RECORDS FOR THIS TASK =>
***

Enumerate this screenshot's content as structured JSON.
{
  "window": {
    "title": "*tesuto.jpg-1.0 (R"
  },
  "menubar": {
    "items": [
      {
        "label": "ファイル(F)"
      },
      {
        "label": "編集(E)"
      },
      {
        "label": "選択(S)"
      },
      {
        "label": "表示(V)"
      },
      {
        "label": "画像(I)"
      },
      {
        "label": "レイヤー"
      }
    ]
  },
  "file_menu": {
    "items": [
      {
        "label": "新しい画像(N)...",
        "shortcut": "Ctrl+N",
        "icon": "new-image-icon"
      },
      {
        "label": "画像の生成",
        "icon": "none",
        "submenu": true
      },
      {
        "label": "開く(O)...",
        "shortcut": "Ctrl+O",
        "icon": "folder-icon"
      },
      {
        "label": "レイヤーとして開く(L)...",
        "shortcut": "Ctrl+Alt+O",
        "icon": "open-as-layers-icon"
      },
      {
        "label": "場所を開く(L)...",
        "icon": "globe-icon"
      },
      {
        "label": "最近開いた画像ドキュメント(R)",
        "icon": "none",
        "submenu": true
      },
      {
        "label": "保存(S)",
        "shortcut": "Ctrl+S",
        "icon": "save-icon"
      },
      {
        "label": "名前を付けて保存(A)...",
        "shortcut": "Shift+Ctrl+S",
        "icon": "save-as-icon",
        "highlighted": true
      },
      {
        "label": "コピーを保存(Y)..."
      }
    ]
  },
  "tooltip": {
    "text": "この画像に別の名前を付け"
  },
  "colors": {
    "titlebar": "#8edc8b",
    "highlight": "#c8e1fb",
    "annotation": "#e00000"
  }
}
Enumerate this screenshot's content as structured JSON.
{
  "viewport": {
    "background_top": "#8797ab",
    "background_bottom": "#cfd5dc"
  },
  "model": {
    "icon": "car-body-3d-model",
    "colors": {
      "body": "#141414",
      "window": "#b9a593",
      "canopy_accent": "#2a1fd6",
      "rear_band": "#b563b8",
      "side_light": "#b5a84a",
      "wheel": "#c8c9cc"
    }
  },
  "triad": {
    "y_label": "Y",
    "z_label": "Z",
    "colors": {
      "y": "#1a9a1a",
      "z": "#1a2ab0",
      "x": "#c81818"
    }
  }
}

***

Output the data above exactly, please, line for line.

EXPECTED ANSWER =>
Enumerate this screenshot's content as structured JSON.
{
  "window": {
    "title": "*tesuto.jpg-1.0 (R"
  },
  "menubar": {
    "items": [
      {
        "label": "ファイル(F)"
      },
      {
        "label": "編集(E)"
      },
      {
        "label": "選択(S)"
      },
      {
        "label": "表示(V)"
      },
      {
        "label": "画像(I)"
      },
      {
        "label": "レイヤー"
      }
    ]
  },
  "file_menu": {
    "items": [
      {
        "label": "新しい画像(N)...",
        "shortcut": "Ctrl+N",
        "icon": "new-image-icon"
      },
      {
        "label": "画像の生成",
        "icon": "none",
        "submenu": true
      },
      {
        "label": "開く(O)...",
        "shortcut": "Ctrl+O",
        "icon": "folder-icon"
      },
      {
        "label": "レイヤーとして開く(L)...",
        "shortcut": "Ctrl+Alt+O",
        "icon": "open-as-layers-icon"
      },
      {
        "label": "場所を開く(L)...",
        "icon": "globe-icon"
      },
      {
        "label": "最近開いた画像ドキュメント(R)",
        "icon": "none",
        "submenu": true
      },
      {
        "label": "保存(S)",
        "shortcut": "Ctrl+S",
        "icon": "save-icon"
      },
      {
        "label": "名前を付けて保存(A)...",
        "shortcut": "Shift+Ctrl+S",
        "icon": "save-as-icon",
        "highlighted": true
      },
      {
        "label": "コピーを保存(Y)..."
      }
    ]
  },
  "tooltip": {
    "text": "この画像に別の名前を付け"
  },
  "colors": {
    "titlebar": "#8edc8b",
    "highlight": "#c8e1fb",
    "annotation": "#e00000"
  }
}
Enumerate this screenshot's content as structured JSON.
{
  "viewport": {
    "background_top": "#8797ab",
    "background_bottom": "#cfd5dc"
  },
  "model": {
    "icon": "car-body-3d-model",
    "colors": {
      "body": "#141414",
      "window": "#b9a593",
      "canopy_accent": "#2a1fd6",
      "rear_band": "#b563b8",
      "side_light": "#b5a84a",
      "wheel": "#c8c9cc"
    }
  },
  "triad": {
    "y_label": "Y",
    "z_label": "Z",
    "colors": {
      "y": "#1a9a1a",
      "z": "#1a2ab0",
      "x": "#c81818"
    }
  }
}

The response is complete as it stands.